**SET PROBLEM**
Check each line below for the word "from", and copy those that have it.

**DATA SHOWN**
## START

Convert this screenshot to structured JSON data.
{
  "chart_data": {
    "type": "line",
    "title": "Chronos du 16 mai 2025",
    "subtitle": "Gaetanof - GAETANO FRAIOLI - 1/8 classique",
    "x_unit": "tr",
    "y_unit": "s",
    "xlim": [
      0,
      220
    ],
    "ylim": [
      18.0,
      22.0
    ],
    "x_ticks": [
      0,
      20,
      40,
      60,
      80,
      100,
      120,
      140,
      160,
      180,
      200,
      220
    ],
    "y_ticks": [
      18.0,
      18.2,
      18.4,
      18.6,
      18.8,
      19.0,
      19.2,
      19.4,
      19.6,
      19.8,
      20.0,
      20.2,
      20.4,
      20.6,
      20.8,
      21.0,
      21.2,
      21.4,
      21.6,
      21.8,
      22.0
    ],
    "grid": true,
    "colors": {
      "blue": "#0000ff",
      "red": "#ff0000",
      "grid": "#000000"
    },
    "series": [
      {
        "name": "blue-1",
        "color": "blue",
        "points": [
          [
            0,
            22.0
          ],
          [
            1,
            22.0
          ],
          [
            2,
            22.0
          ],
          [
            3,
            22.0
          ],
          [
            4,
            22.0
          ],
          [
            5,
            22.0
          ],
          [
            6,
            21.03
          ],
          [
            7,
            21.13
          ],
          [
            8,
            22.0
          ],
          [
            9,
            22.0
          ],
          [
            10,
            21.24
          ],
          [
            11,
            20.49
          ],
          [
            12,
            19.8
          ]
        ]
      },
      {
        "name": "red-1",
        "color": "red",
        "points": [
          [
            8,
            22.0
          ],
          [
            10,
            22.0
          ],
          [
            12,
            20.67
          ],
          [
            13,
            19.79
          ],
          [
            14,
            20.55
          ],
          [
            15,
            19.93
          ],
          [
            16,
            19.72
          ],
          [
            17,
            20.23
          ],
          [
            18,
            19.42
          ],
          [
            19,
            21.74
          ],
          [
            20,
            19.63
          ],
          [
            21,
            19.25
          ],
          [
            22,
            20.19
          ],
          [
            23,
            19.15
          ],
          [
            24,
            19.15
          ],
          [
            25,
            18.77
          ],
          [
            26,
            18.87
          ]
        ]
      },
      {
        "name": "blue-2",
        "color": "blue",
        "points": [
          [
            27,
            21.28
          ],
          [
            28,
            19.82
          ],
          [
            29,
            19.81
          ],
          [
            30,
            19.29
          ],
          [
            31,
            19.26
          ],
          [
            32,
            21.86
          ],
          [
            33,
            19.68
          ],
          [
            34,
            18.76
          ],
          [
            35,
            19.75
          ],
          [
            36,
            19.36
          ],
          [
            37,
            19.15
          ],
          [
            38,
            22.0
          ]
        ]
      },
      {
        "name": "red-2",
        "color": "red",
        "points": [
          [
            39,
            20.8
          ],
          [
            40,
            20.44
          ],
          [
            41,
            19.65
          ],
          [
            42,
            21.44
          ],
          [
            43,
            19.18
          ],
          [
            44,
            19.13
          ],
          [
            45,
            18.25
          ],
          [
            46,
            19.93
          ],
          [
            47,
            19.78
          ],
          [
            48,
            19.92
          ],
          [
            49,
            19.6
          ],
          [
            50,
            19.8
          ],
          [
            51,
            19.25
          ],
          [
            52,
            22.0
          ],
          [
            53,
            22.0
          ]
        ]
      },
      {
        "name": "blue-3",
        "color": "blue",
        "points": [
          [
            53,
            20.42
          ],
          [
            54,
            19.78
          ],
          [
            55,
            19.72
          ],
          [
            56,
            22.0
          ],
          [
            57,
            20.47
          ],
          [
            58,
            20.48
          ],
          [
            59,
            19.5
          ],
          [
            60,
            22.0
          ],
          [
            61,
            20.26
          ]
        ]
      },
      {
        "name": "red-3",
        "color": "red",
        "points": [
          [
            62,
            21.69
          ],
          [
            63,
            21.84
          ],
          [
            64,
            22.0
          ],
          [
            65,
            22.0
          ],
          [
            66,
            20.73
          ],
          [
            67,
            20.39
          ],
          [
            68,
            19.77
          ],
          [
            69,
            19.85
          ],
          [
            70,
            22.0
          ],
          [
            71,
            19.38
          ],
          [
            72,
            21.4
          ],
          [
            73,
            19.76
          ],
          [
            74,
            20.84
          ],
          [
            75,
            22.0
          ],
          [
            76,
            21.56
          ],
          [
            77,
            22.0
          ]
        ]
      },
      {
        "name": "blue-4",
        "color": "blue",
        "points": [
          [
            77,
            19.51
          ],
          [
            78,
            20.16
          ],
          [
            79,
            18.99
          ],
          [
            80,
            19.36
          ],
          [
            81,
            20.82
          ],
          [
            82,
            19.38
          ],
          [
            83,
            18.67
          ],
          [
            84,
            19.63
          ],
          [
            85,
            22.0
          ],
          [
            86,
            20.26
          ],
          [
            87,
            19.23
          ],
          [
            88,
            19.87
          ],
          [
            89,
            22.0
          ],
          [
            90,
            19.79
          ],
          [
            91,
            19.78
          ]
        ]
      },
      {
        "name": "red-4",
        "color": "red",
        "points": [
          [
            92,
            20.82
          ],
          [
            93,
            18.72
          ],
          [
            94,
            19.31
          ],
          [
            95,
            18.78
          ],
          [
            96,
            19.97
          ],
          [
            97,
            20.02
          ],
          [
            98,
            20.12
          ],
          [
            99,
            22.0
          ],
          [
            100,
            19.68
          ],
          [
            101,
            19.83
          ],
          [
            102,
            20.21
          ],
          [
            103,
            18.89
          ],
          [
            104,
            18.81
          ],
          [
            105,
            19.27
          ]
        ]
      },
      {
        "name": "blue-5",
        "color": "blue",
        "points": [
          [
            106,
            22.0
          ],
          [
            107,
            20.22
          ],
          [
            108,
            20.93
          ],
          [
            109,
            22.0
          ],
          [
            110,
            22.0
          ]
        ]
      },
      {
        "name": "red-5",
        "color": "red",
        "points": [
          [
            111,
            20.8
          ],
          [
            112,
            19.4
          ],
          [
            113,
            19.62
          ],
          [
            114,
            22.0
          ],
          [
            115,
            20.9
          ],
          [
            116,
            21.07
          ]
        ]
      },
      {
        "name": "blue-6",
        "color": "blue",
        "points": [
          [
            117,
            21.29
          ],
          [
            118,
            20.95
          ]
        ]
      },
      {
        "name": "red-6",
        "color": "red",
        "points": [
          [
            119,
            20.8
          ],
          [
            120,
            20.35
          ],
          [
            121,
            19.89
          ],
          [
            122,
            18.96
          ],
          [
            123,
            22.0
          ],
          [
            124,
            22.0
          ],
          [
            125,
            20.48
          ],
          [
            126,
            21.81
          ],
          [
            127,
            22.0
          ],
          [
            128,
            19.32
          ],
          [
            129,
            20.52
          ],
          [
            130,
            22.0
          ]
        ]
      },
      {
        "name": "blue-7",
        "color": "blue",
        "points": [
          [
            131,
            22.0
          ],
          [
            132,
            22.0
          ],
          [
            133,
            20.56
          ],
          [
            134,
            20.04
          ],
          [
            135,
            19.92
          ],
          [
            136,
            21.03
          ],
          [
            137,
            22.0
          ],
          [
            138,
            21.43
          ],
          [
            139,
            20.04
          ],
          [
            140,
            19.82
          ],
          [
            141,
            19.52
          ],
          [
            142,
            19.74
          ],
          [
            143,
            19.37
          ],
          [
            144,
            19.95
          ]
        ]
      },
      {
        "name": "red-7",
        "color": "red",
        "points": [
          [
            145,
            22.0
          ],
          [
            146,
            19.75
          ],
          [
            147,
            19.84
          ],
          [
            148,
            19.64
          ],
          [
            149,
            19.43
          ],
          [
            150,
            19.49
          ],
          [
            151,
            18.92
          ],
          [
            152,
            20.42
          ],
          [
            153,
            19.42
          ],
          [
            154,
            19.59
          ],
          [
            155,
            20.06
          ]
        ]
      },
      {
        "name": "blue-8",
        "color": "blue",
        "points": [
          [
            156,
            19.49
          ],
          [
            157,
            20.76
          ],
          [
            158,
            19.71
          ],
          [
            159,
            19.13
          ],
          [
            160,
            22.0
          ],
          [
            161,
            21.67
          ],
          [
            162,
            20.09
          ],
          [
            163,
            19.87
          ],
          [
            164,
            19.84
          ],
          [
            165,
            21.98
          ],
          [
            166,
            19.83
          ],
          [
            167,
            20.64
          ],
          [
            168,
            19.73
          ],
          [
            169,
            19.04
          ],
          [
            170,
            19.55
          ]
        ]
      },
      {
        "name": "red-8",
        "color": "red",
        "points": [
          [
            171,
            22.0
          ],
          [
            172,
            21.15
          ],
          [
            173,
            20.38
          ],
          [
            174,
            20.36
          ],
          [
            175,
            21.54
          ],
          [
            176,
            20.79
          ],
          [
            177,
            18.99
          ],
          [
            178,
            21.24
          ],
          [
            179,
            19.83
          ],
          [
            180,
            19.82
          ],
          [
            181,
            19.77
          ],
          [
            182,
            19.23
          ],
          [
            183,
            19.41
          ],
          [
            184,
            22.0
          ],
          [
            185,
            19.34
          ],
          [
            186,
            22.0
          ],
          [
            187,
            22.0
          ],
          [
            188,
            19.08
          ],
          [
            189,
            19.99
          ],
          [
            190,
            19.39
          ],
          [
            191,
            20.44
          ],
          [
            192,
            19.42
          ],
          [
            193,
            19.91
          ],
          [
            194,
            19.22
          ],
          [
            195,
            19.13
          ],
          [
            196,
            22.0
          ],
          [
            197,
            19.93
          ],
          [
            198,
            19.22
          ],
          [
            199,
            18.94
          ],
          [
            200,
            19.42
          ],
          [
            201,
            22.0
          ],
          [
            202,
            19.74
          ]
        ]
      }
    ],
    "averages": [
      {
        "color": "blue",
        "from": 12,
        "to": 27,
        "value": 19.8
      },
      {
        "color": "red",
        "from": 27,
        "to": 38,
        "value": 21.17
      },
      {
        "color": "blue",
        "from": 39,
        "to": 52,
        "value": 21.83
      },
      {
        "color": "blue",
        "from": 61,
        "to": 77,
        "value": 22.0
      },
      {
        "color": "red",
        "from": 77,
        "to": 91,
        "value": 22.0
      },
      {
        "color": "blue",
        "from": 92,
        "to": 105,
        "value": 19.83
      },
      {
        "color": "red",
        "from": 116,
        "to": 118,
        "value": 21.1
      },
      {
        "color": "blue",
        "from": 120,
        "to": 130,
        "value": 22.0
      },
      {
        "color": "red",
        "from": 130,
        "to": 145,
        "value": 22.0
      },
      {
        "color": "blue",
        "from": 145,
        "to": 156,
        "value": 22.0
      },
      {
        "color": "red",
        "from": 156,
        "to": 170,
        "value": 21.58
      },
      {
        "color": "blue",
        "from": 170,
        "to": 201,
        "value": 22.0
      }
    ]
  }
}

## END

**TASK SOLUTION**
        "from": 12,
        "from": 27,
        "from": 39,
        "from": 61,
        "from": 77,
        "from": 92,
        "from": 116,
        "from": 120,
        "from": 130,
        "from": 145,
        "from": 156,
        "from": 170,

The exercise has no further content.